**Written exercise**
Only the lines starting at the one that contains "Read this page and output its text content." and running to the end should be repeated, exactly as written.

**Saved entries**

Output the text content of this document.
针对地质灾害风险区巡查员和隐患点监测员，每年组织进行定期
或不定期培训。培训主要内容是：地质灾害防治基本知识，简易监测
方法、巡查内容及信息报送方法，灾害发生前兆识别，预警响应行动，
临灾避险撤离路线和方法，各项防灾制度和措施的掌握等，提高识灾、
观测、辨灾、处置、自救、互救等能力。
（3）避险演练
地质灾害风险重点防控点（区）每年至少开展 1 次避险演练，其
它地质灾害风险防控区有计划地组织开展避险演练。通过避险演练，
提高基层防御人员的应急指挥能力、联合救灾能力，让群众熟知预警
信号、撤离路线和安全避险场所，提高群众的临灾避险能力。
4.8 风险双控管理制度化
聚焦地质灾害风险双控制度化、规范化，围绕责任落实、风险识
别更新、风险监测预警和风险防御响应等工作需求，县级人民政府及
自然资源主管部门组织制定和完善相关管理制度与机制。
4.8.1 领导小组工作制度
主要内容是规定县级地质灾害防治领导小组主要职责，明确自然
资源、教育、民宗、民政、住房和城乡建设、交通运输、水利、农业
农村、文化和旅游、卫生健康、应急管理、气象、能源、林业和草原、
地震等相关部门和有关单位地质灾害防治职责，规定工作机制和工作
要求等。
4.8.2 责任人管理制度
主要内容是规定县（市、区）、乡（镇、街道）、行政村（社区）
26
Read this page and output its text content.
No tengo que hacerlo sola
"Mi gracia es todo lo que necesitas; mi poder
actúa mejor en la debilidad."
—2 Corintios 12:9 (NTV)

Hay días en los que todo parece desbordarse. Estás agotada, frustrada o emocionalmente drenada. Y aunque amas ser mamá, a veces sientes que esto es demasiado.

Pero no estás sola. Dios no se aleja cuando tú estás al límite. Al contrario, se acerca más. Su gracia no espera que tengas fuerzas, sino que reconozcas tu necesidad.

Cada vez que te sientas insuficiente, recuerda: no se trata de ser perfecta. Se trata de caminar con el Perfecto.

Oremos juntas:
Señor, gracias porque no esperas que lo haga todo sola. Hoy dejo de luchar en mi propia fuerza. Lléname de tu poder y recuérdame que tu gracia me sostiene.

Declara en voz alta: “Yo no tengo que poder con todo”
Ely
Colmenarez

**Final result**
Read this page and output its text content.
No tengo que hacerlo sola
"Mi gracia es todo lo que necesitas; mi poder
actúa mejor en la debilidad."
—2 Corintios 12:9 (NTV)

Hay días en los que todo parece desbordarse. Estás agotada, frustrada o emocionalmente drenada. Y aunque amas ser mamá, a veces sientes que esto es demasiado.

Pero no estás sola. Dios no se aleja cuando tú estás al límite. Al contrario, se acerca más. Su gracia no espera que tengas fuerzas, sino que reconozcas tu necesidad.

Cada vez que te sientas insuficiente, recuerda: no se trata de ser perfecta. Se trata de caminar con el Perfecto.

Oremos juntas:
Señor, gracias porque no esperas que lo haga todo sola. Hoy dejo de luchar en mi propia fuerza. Lléname de tu poder y recuérdame que tu gracia me sostiene.

Declara en voz alta: “Yo no tengo que poder con todo”
Ely
Colmenarez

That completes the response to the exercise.